--- START OF Entries provided ---

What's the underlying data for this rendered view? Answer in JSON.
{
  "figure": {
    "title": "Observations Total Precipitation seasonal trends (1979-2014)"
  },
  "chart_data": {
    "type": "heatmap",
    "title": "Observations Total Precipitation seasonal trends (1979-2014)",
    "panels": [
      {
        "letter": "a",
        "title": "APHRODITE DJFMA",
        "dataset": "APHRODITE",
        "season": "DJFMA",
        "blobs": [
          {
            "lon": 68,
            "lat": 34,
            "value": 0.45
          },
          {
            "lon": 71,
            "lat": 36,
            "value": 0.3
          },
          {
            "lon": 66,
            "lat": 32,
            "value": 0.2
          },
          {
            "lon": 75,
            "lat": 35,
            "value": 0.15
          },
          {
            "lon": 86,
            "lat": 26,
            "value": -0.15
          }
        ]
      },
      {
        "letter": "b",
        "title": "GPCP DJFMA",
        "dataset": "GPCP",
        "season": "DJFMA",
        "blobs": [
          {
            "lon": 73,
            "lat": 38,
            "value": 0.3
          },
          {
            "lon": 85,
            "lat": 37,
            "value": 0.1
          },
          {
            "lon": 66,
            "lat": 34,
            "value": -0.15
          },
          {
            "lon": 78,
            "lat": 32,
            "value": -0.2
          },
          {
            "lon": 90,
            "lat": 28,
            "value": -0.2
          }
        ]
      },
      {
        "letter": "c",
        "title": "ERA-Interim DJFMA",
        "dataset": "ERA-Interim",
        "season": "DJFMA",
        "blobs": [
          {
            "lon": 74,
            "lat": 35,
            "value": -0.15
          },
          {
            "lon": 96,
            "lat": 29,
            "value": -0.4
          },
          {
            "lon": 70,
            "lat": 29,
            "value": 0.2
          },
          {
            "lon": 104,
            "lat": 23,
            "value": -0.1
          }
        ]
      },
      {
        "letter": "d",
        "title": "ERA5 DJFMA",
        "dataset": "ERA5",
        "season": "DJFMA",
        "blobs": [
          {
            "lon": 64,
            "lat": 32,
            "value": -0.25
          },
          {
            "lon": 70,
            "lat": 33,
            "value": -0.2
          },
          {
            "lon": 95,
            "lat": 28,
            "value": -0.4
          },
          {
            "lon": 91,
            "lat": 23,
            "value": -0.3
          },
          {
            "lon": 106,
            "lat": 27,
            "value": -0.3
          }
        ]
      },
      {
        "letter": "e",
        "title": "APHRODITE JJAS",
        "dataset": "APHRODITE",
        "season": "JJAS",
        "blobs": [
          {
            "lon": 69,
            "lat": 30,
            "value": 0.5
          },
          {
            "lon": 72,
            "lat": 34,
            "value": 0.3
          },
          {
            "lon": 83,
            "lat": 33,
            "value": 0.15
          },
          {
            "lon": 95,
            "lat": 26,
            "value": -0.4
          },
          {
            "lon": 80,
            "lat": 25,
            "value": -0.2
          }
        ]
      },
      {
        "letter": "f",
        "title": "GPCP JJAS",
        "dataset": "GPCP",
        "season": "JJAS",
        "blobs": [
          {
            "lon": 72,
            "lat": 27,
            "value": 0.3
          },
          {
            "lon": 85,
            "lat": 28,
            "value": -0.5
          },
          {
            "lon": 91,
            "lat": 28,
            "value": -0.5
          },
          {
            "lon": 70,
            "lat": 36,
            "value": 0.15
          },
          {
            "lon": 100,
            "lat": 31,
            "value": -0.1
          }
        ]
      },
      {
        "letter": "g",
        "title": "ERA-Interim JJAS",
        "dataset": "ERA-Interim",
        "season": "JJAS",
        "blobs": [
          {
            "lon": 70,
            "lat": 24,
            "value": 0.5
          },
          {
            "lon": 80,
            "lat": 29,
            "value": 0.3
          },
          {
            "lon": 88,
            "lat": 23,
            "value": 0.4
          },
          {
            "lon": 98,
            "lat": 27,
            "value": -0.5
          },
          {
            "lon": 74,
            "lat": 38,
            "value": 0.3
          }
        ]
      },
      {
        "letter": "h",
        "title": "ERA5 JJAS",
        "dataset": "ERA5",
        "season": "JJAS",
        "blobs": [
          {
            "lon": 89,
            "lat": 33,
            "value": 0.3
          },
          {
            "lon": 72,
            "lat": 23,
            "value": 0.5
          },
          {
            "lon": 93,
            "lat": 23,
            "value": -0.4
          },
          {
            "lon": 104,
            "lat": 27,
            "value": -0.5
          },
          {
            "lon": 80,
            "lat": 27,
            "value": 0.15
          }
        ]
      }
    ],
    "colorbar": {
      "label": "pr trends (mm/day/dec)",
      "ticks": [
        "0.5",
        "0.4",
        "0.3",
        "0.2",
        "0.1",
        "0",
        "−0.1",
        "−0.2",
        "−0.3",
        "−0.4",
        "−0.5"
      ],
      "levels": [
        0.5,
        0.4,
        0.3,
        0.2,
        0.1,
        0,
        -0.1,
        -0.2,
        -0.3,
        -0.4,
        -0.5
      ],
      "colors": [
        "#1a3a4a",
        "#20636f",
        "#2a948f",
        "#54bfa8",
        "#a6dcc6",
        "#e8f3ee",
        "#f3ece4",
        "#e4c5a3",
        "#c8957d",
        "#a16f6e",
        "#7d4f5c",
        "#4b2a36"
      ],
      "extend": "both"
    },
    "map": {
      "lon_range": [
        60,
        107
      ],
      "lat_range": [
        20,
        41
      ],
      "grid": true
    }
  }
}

--- END OF Entries provided ---

=== What to produce ===
Write down only how many lines in the listing contain the word "Observations".

=== Answer below ===
2